EXTRAIT CHOISI:
« Je n’imaginais pas que ma carrière au sein de l’industrie nucléaire basculerait un jour
non pas à cause d’un incident technique ou d’une faille de sûreté, mais à cause d’une histoire qui n’aurait jamais dû dépasser le seuil d’une simple enquête relavant du « parole contre parle ». Tout commence en octobre 2019 sur le site nucléaire de Chooz, où l’accès sur le site se fait sous contrôle strict, où chaque déplacement est tracé, où chaque minute de présence est enregistrée. C’est dans ce cadre ultra-réglementé qu’un collègue, que j’appellerai ici Paul R., affirme avoir été victime de gestes déplacés de ma part (trois attouchements sexuels).
Très vite, je découvre la plainte déposée contre moi. Les faits qu’il décrit sont imprécis, contradictoires, parfois mutuellement exclusifs. Certaines scènes qu’il imagine ne peuvent matériellement pas avoir eu lieu, car nous n’étions pas au même étage, pas dans le même bâtiment, parfois même pas dans la même zone du site. Les relevés de badgeage, ces enregistrements infalsifiables de chaque mouvement sur une installation nucléaire, contredisent point par point son récit. Je le signale immédiatement à ma hiérarchie qui va m’isole durant 2 ans, sans contact, avec le minimum vital, et cela même une fois l’affaire classée sans suite ! Une honte de cette hiérarchie.
C’est à ce moment précis que ma vie professionnelle se fracture.

CONSIGNE 1: Transcrivez en tableau Markdown la partie du listing qui va de sa première ligne jusqu'à la ligne contenant « browser-tab[interactable]: Introdu✕ — », ces deux lignes incluses, avec les colonnes « Numéro » et « Ligne du listing ». Omettez les lignes vides et ne reprenez que cette partie.
L'extrait et le listing proviennent de sources distinctes.

EXTRAITS DE DONNÉES:

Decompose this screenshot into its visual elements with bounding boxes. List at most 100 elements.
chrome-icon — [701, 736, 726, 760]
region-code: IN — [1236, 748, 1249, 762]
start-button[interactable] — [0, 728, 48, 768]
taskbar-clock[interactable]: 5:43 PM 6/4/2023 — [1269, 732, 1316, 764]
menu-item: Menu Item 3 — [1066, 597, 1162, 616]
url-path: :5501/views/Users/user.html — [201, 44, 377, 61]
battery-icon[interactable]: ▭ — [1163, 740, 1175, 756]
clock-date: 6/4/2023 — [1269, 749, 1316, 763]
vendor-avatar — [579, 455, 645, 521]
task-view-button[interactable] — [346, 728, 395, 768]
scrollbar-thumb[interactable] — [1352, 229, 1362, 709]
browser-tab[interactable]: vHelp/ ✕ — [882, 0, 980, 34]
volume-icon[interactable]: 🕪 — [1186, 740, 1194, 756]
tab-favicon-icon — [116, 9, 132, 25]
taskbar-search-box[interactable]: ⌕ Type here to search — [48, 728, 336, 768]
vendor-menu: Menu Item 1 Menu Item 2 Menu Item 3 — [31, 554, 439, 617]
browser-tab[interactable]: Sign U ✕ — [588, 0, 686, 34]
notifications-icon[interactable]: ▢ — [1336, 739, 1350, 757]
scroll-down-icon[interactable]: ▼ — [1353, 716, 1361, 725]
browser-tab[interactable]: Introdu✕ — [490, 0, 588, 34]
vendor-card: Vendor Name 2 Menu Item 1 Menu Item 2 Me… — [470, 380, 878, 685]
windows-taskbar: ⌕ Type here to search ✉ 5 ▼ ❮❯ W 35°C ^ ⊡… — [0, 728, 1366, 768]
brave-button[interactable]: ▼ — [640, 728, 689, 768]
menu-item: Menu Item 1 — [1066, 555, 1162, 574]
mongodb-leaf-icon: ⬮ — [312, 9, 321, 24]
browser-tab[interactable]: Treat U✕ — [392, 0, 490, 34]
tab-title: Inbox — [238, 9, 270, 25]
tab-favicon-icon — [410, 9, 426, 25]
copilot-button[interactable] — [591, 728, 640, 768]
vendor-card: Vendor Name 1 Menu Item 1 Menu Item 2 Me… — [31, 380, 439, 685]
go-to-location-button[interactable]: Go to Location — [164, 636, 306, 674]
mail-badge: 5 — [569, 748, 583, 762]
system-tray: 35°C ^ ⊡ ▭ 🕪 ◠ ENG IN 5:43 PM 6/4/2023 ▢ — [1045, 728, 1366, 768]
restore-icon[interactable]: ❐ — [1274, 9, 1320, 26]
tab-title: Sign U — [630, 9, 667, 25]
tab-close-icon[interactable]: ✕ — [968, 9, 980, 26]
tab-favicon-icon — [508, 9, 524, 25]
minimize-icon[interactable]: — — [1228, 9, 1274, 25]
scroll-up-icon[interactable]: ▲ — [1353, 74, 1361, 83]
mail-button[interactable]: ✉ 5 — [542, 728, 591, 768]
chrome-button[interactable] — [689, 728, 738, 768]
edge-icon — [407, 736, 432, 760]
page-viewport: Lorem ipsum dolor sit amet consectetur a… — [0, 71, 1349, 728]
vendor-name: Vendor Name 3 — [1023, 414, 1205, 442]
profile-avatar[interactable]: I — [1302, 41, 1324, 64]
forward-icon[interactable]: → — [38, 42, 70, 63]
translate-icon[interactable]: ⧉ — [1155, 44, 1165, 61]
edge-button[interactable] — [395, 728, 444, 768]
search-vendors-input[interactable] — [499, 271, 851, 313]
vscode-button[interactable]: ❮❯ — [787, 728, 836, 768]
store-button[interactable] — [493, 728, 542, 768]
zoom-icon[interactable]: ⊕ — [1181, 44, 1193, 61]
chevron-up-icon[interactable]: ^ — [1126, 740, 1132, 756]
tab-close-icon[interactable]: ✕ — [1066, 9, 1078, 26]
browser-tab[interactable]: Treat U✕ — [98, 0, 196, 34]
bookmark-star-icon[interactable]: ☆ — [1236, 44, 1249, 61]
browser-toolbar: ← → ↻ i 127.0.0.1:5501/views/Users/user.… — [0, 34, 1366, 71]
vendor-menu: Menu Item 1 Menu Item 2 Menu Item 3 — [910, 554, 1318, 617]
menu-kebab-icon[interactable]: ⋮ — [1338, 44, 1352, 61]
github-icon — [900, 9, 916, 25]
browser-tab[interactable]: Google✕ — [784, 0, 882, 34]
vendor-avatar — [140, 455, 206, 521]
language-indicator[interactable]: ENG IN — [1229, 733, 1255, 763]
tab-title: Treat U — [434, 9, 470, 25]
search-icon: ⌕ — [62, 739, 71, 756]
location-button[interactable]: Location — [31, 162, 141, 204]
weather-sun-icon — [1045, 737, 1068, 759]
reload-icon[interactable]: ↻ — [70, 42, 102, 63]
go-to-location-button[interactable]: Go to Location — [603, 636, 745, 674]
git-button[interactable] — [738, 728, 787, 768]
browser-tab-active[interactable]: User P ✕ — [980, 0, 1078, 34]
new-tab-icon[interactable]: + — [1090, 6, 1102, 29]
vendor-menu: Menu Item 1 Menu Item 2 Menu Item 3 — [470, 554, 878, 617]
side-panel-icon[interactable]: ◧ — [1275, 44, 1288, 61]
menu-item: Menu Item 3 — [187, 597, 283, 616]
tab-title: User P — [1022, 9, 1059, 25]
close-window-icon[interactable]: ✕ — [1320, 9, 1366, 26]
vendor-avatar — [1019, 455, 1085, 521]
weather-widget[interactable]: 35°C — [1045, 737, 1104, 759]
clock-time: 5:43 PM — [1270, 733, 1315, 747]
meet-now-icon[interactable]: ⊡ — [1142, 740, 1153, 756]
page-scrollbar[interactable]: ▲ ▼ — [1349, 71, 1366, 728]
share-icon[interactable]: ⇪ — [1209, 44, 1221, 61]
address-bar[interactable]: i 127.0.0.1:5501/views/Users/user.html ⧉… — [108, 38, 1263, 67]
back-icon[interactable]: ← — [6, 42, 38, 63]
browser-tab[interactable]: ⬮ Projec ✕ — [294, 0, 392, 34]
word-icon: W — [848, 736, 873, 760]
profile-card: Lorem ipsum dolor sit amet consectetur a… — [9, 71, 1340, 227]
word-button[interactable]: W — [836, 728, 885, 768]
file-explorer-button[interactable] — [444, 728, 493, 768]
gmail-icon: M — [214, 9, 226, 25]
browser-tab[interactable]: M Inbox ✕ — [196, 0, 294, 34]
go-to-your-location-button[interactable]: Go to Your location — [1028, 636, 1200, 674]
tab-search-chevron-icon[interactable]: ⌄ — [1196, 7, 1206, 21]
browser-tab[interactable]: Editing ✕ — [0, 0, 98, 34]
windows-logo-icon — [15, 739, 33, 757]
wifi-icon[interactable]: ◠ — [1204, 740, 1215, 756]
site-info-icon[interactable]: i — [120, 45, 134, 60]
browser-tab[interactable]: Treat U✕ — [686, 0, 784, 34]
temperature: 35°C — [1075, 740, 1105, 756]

CONSIGNE 2: Dans l'extrait sur l'affaire du site de Chooz, relevez tous les endroits où, d'après le récit, les deux collègues ne se trouvaient pas ensemble.

RÉPONSE CORRECTE 1:
| Numéro | Ligne du listing |
|---|---|
| 1 | Decompose this screenshot into its visual elements with bounding boxes. List at most 100 elements. |
| 2 | chrome-icon — [701, 736, 726, 760] |
| 3 | region-code: IN — [1236, 748, 1249, 762] |
| 4 | start-button[interactable] — [0, 728, 48, 768] |
| 5 | taskbar-clock[interactable]: 5:43 PM 6/4/2023 — [1269, 732, 1316, 764] |
| 6 | menu-item: Menu Item 3 — [1066, 597, 1162, 616] |
| 7 | url-path: :5501/views/Users/user.html — [201, 44, 377, 61] |
| 8 | battery-icon[interactable]: ▭ — [1163, 740, 1175, 756] |
| 9 | clock-date: 6/4/2023 — [1269, 749, 1316, 763] |
| 10 | vendor-avatar — [579, 455, 645, 521] |
| 11 | task-view-button[interactable] — [346, 728, 395, 768] |
| 12 | scrollbar-thumb[interactable] — [1352, 229, 1362, 709] |
| 13 | browser-tab[interactable]: vHelp/ ✕ — [882, 0, 980, 34] |
| 14 | volume-icon[interactable]: 🕪 — [1186, 740, 1194, 756] |
| 15 | tab-favicon-icon — [116, 9, 132, 25] |
| 16 | taskbar-search-box[interactable]: ⌕ Type here to search — [48, 728, 336, 768] |
| 17 | vendor-menu: Menu Item 1 Menu Item 2 Menu Item 3 — [31, 554, 439, 617] |
| 18 | browser-tab[interactable]: Sign U ✕ — [588, 0, 686, 34] |
| 19 | notifications-icon[interactable]: ▢ — [1336, 739, 1350, 757] |
| 20 | scroll-down-icon[interactable]: ▼ — [1353, 716, 1361, 725] |
| 21 | browser-tab[interactable]: Introdu✕ — [490, 0, 588, 34] |

RÉPONSE CORRECTE 2:
- au même étage
- dans le même bâtiment
- dans la même zone du site